:: SOURCE RECORDS ::
########################################

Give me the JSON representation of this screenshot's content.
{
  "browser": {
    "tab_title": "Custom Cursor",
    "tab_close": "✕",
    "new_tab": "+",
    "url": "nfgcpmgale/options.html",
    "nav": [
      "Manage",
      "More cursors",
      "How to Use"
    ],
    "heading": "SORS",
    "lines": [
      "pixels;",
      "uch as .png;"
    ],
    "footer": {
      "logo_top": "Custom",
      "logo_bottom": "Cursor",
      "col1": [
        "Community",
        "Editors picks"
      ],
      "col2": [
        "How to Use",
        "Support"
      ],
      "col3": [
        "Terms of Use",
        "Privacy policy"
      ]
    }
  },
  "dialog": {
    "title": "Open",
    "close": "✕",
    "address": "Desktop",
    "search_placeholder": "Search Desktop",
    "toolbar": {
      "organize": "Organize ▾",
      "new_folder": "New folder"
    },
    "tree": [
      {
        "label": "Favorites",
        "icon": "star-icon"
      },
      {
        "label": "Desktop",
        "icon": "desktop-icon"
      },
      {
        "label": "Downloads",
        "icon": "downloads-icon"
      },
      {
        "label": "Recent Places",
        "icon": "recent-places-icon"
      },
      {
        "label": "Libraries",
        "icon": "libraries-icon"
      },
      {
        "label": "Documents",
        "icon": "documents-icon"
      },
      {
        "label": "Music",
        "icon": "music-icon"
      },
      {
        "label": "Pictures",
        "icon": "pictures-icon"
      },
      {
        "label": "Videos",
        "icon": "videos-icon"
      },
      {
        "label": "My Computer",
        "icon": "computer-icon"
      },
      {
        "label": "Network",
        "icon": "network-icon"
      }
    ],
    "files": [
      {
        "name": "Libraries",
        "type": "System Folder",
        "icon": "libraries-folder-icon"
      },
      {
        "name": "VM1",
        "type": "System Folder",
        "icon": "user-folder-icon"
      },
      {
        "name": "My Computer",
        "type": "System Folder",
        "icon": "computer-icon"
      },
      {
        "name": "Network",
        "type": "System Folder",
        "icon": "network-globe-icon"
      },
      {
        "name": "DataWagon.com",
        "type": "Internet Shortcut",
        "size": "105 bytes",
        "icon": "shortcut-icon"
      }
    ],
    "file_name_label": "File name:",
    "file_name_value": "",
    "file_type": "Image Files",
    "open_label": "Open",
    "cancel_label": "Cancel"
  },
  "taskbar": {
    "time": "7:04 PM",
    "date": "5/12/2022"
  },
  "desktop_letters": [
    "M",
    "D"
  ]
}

########################################

:: THE EXERCISE ::
Repeat the data in its entirety, character for character.

:: EXERCISE RESPONSE ::
Give me the JSON representation of this screenshot's content.
{
  "browser": {
    "tab_title": "Custom Cursor",
    "tab_close": "✕",
    "new_tab": "+",
    "url": "nfgcpmgale/options.html",
    "nav": [
      "Manage",
      "More cursors",
      "How to Use"
    ],
    "heading": "SORS",
    "lines": [
      "pixels;",
      "uch as .png;"
    ],
    "footer": {
      "logo_top": "Custom",
      "logo_bottom": "Cursor",
      "col1": [
        "Community",
        "Editors picks"
      ],
      "col2": [
        "How to Use",
        "Support"
      ],
      "col3": [
        "Terms of Use",
        "Privacy policy"
      ]
    }
  },
  "dialog": {
    "title": "Open",
    "close": "✕",
    "address": "Desktop",
    "search_placeholder": "Search Desktop",
    "toolbar": {
      "organize": "Organize ▾",
      "new_folder": "New folder"
    },
    "tree": [
      {
        "label": "Favorites",
        "icon": "star-icon"
      },
      {
        "label": "Desktop",
        "icon": "desktop-icon"
      },
      {
        "label": "Downloads",
        "icon": "downloads-icon"
      },
      {
        "label": "Recent Places",
        "icon": "recent-places-icon"
      },
      {
        "label": "Libraries",
        "icon": "libraries-icon"
      },
      {
        "label": "Documents",
        "icon": "documents-icon"
      },
      {
        "label": "Music",
        "icon": "music-icon"
      },
      {
        "label": "Pictures",
        "icon": "pictures-icon"
      },
      {
        "label": "Videos",
        "icon": "videos-icon"
      },
      {
        "label": "My Computer",
        "icon": "computer-icon"
      },
      {
        "label": "Network",
        "icon": "network-icon"
      }
    ],
    "files": [
      {
        "name": "Libraries",
        "type": "System Folder",
        "icon": "libraries-folder-icon"
      },
      {
        "name": "VM1",
        "type": "System Folder",
        "icon": "user-folder-icon"
      },
      {
        "name": "My Computer",
        "type": "System Folder",
        "icon": "computer-icon"
      },
      {
        "name": "Network",
        "type": "System Folder",
        "icon": "network-globe-icon"
      },
      {
        "name": "DataWagon.com",
        "type": "Internet Shortcut",
        "size": "105 bytes",
        "icon": "shortcut-icon"
      }
    ],
    "file_name_label": "File name:",
    "file_name_value": "",
    "file_type": "Image Files",
    "open_label": "Open",
    "cancel_label": "Cancel"
  },
  "taskbar": {
    "time": "7:04 PM",
    "date": "5/12/2022"
  },
  "desktop_letters": [
    "M",
    "D"
  ]
}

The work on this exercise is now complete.